** Exercise goal **
Identify and reproduce every line holding the string "вероятностью".

** Extracted data **
START

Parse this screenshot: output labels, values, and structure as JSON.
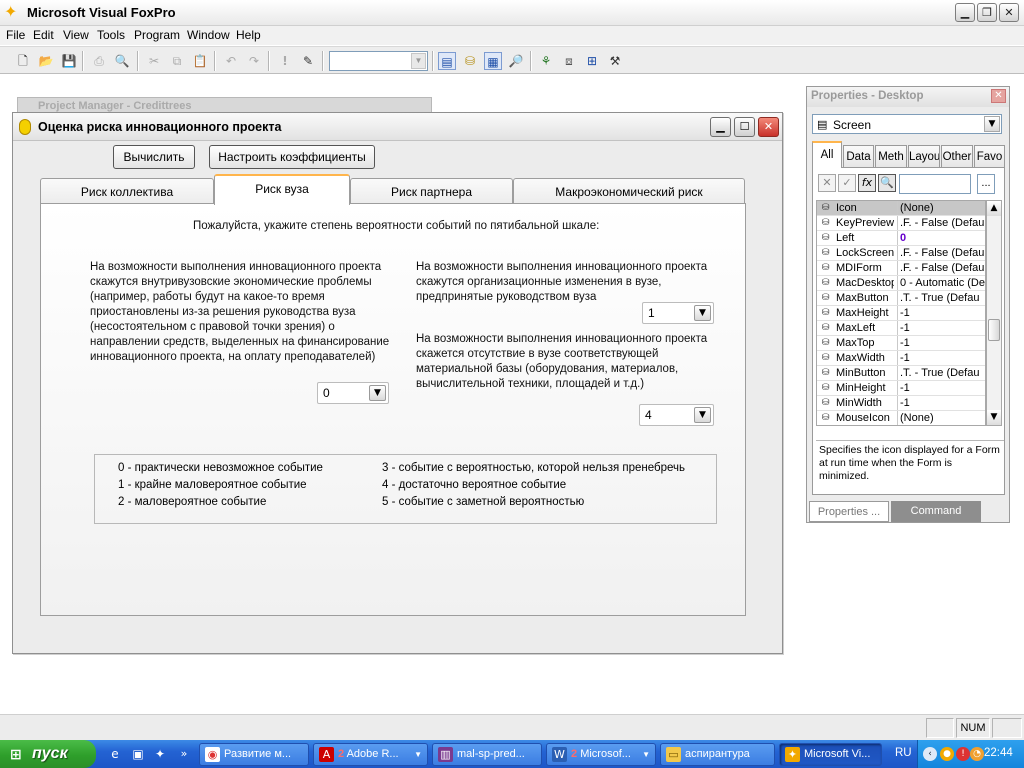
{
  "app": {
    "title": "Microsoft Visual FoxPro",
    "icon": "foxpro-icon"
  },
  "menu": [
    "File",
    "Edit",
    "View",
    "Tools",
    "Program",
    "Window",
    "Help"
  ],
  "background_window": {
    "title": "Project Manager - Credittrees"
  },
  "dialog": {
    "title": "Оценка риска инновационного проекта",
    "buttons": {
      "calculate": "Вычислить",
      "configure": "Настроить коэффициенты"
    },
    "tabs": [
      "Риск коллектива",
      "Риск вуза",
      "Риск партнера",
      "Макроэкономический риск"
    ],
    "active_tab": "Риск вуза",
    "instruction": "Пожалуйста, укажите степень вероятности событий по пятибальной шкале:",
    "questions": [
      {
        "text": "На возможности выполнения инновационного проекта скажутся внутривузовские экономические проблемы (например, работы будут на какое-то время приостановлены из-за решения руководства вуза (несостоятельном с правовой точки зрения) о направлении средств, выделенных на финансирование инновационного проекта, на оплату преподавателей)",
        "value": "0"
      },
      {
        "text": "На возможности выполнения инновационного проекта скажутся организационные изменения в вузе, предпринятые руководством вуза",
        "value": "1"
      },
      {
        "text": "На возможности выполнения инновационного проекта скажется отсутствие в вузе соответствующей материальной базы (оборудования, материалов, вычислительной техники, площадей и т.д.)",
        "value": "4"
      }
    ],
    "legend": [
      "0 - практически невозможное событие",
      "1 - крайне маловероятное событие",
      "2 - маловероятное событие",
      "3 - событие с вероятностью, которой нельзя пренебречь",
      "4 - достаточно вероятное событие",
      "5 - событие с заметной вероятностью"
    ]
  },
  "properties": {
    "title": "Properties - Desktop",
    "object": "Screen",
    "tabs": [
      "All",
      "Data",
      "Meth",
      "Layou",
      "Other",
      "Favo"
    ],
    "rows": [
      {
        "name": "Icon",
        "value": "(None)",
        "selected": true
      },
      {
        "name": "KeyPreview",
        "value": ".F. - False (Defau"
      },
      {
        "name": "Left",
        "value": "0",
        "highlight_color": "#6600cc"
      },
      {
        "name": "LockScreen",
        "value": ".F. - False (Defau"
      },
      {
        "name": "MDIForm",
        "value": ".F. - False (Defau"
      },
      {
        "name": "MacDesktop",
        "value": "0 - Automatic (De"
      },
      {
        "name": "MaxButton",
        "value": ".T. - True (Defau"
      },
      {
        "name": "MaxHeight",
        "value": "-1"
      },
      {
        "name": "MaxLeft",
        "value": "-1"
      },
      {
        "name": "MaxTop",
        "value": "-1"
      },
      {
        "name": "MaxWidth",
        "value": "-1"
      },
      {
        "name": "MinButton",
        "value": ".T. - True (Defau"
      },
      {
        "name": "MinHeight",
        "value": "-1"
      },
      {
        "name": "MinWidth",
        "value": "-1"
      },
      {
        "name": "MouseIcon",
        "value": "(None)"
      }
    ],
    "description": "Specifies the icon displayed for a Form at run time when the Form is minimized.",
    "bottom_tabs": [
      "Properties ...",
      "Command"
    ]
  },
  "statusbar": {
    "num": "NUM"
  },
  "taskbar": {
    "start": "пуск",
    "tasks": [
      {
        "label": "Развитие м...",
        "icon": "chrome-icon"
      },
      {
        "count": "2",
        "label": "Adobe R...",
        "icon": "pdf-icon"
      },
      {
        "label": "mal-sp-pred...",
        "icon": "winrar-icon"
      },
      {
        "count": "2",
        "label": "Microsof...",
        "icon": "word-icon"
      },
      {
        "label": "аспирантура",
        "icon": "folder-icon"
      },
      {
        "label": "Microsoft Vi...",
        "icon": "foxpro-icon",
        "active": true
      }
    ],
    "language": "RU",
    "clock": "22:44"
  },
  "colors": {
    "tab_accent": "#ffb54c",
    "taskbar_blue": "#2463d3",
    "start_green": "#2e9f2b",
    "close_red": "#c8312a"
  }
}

END
START

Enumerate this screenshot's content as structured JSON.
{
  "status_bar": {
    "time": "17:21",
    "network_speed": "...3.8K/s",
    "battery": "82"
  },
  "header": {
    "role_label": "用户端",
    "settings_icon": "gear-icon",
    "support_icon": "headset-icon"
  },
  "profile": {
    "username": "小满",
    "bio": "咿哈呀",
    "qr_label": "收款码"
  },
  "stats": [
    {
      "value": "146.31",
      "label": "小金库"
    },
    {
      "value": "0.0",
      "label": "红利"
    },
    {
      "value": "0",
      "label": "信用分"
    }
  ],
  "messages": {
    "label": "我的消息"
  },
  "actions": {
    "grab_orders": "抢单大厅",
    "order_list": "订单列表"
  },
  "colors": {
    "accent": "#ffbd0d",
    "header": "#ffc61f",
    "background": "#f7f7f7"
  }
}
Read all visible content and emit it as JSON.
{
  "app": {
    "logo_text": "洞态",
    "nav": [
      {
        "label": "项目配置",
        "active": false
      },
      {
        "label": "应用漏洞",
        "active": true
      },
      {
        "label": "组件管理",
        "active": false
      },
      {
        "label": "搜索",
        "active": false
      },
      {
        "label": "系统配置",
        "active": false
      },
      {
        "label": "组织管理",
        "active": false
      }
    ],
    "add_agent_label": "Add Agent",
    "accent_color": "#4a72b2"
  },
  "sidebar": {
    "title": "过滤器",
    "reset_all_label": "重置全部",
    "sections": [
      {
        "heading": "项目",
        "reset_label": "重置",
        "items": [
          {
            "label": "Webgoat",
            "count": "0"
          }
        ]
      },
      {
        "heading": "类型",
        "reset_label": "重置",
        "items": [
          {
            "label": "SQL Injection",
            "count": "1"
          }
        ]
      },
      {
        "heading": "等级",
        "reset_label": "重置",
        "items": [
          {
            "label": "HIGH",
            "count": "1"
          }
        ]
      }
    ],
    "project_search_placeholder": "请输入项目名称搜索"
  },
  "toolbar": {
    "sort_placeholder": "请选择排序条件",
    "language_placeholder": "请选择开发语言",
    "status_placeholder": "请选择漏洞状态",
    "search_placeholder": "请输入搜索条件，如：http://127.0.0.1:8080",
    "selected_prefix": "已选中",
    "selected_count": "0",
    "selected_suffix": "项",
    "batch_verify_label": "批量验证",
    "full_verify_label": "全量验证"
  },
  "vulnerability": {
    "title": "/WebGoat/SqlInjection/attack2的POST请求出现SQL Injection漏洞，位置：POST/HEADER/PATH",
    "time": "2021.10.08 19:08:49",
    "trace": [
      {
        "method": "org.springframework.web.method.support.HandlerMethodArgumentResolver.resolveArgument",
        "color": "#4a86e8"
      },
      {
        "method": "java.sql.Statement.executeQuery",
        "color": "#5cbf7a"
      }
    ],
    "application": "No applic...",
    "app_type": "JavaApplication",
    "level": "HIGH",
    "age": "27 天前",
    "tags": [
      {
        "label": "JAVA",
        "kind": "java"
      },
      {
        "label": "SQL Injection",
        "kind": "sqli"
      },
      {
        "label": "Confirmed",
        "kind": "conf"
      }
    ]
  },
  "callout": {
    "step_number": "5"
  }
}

END

** Output **
      "3 - событие с вероятностью, которой нельзя пренебречь",
      "5 - событие с заметной вероятностью"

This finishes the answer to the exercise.